Items from a data source
━━━━━━
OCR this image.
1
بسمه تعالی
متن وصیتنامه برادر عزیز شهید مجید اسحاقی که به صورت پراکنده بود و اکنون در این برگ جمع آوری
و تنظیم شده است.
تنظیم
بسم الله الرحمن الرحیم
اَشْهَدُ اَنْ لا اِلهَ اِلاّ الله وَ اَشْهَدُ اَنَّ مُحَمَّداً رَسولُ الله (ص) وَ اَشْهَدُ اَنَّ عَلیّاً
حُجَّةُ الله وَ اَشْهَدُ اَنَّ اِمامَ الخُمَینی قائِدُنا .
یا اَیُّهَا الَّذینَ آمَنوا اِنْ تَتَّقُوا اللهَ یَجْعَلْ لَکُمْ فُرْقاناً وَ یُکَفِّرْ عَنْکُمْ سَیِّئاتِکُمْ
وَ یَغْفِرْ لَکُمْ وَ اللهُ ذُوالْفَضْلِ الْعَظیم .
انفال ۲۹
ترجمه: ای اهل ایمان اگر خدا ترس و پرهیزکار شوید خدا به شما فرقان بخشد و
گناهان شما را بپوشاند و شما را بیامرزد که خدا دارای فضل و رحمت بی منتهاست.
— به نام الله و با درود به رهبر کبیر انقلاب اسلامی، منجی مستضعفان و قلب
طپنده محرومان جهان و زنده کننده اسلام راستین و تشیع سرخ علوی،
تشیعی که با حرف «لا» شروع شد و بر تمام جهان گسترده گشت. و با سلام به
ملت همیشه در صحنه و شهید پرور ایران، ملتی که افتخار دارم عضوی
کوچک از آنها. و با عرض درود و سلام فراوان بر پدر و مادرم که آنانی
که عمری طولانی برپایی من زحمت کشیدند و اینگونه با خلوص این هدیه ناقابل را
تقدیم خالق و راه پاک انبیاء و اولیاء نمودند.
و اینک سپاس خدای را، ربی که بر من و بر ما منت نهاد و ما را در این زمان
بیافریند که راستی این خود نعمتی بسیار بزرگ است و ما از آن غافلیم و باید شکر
━━━━━━
- _Exercise instructions_:
Identify every line where the string "درود" appears.

- _Solved problem_:
— به نام الله و با درود به رهبر کبیر انقلاب اسلامی، منجی مستضعفان و قلب
کوچک از آنها. و با عرض درود و سلام فراوان بر پدر و مادرم که آنانی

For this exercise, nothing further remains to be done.